WRITTEN REQUEST:
Write out each line from the data below that includes the word "Lessons".

DATASET RECORDS:
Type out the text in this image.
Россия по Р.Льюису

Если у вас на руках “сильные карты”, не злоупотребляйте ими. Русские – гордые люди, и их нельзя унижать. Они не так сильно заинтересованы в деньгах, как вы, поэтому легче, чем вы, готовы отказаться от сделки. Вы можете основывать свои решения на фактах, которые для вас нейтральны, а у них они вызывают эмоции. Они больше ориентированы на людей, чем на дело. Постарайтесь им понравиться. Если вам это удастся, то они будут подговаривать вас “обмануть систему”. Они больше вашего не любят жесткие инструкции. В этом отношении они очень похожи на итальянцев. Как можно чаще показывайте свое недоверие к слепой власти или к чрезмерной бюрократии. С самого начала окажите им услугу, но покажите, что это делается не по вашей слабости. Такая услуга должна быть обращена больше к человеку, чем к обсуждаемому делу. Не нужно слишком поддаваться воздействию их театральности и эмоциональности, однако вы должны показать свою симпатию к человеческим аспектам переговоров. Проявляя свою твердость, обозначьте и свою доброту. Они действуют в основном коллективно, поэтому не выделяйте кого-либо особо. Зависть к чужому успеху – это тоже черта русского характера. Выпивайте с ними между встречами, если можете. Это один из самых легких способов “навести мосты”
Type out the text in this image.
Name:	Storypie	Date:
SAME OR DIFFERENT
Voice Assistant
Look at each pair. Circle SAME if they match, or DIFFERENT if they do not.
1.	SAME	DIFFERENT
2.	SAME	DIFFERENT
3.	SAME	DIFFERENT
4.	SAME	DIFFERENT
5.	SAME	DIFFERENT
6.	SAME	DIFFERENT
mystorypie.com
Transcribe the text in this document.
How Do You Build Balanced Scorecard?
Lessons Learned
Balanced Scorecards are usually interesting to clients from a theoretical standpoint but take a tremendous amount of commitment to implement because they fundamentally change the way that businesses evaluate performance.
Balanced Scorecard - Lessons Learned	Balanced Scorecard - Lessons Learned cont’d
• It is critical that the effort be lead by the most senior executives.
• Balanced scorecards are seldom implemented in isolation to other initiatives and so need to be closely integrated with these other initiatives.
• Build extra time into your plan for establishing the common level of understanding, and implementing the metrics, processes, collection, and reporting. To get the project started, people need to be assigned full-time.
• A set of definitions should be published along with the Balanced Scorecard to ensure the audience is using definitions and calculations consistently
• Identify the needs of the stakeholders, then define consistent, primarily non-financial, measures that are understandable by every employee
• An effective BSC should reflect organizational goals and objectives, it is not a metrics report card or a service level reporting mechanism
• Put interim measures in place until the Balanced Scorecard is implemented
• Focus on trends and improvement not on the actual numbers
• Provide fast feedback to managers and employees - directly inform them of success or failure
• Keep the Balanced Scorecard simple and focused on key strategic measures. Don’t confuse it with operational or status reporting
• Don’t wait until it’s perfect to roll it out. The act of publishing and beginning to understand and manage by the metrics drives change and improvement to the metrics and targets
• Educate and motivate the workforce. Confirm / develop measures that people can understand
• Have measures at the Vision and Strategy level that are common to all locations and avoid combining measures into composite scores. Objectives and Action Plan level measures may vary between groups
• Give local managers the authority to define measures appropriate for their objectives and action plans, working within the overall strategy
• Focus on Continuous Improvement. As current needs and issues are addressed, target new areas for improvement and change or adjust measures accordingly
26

EXERCISE ANSWER:
Lessons Learned
Balanced Scorecard - Lessons Learned	Balanced Scorecard - Lessons Learned cont’d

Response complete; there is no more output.